## Start

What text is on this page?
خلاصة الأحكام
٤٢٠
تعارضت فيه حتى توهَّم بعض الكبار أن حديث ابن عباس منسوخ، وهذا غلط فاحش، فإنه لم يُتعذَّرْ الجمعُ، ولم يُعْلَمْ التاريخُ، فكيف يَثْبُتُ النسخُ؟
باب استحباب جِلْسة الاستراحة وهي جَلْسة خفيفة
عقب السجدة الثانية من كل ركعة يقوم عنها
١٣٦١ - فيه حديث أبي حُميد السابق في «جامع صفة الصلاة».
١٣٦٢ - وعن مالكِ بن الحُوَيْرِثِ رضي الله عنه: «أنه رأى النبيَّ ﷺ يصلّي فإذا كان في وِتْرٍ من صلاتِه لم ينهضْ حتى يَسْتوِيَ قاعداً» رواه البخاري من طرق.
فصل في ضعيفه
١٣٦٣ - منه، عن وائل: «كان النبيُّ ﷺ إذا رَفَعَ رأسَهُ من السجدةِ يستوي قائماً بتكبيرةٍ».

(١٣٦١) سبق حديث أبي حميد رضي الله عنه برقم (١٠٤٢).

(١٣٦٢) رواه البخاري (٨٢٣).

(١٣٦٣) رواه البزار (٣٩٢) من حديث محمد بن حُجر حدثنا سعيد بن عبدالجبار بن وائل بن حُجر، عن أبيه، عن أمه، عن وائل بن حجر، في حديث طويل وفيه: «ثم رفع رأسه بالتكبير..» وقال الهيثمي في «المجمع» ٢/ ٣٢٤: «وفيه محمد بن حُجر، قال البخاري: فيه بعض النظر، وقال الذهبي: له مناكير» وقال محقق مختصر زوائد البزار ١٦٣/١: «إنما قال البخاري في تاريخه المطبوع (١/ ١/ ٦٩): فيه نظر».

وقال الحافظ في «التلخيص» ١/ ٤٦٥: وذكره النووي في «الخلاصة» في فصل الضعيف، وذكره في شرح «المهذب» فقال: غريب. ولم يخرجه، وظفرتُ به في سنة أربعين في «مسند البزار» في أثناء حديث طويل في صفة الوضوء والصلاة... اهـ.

## End

Task goal – Give all of the entries again, word for word.

Answer to this task –
What text is on this page?
خلاصة الأحكام
٤٢٠
تعارضت فيه حتى توهَّم بعض الكبار أن حديث ابن عباس منسوخ، وهذا غلط فاحش، فإنه لم يُتعذَّرْ الجمعُ، ولم يُعْلَمْ التاريخُ، فكيف يَثْبُتُ النسخُ؟
باب استحباب جِلْسة الاستراحة وهي جَلْسة خفيفة
عقب السجدة الثانية من كل ركعة يقوم عنها
١٣٦١ - فيه حديث أبي حُميد السابق في «جامع صفة الصلاة».
١٣٦٢ - وعن مالكِ بن الحُوَيْرِثِ رضي الله عنه: «أنه رأى النبيَّ ﷺ يصلّي فإذا كان في وِتْرٍ من صلاتِه لم ينهضْ حتى يَسْتوِيَ قاعداً» رواه البخاري من طرق.
فصل في ضعيفه
١٣٦٣ - منه، عن وائل: «كان النبيُّ ﷺ إذا رَفَعَ رأسَهُ من السجدةِ يستوي قائماً بتكبيرةٍ».

(١٣٦١) سبق حديث أبي حميد رضي الله عنه برقم (١٠٤٢).

(١٣٦٢) رواه البخاري (٨٢٣).

(١٣٦٣) رواه البزار (٣٩٢) من حديث محمد بن حُجر حدثنا سعيد بن عبدالجبار بن وائل بن حُجر، عن أبيه، عن أمه، عن وائل بن حجر، في حديث طويل وفيه: «ثم رفع رأسه بالتكبير..» وقال الهيثمي في «المجمع» ٢/ ٣٢٤: «وفيه محمد بن حُجر، قال البخاري: فيه بعض النظر، وقال الذهبي: له مناكير» وقال محقق مختصر زوائد البزار ١٦٣/١: «إنما قال البخاري في تاريخه المطبوع (١/ ١/ ٦٩): فيه نظر».

وقال الحافظ في «التلخيص» ١/ ٤٦٥: وذكره النووي في «الخلاصة» في فصل الضعيف، وذكره في شرح «المهذب» فقال: غريب. ولم يخرجه، وظفرتُ به في سنة أربعين في «مسند البزار» في أثناء حديث طويل في صفة الوضوء والصلاة... اهـ.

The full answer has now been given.